:: DATASET EXTRACT

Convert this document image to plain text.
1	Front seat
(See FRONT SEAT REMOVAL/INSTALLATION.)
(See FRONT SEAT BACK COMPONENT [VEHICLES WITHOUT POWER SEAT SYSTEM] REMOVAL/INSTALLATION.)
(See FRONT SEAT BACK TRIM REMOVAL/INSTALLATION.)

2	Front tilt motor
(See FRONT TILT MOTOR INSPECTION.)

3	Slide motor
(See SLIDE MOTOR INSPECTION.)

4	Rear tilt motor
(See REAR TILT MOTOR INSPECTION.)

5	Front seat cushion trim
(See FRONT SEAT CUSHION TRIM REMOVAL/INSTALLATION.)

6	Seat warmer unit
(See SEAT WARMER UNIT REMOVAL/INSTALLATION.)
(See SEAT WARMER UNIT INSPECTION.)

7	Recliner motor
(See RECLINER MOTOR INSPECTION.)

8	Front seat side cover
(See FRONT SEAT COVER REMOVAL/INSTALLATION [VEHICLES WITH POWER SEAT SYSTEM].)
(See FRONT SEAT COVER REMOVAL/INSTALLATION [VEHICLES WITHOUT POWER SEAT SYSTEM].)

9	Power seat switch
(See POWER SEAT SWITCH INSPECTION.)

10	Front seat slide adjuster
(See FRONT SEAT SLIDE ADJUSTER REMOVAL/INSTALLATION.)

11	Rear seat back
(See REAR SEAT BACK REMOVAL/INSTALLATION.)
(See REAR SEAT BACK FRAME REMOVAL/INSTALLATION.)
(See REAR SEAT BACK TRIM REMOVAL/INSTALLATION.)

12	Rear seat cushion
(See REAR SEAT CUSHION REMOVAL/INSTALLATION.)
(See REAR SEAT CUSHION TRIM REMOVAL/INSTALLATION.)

::::
:: DATASET EXTRACT

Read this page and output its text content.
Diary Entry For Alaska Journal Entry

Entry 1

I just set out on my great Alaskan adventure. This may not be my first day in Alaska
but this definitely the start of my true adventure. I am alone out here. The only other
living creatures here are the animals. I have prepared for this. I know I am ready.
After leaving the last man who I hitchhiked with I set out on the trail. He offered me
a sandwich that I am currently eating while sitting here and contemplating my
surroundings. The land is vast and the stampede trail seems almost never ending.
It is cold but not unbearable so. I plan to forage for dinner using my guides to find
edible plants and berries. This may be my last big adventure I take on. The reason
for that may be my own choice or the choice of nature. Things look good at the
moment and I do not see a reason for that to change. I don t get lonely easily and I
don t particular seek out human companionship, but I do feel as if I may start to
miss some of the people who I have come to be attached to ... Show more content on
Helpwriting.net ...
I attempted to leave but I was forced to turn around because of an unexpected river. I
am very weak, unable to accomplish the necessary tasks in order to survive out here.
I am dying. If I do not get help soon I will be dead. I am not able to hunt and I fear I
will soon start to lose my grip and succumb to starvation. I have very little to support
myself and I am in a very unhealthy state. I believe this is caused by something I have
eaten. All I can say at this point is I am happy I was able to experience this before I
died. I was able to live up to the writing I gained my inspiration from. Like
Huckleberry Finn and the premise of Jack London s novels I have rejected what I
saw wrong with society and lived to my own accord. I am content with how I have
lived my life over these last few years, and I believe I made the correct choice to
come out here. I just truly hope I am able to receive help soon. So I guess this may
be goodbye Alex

::::

Scan the material above for the string "trail" and report each line where you find it.

ANSWER FOR THE TASK =>
After leaving the last man who I hitchhiked with I set out on the trail. He offered me
surroundings. The land is vast and the stampede trail seems almost never ending.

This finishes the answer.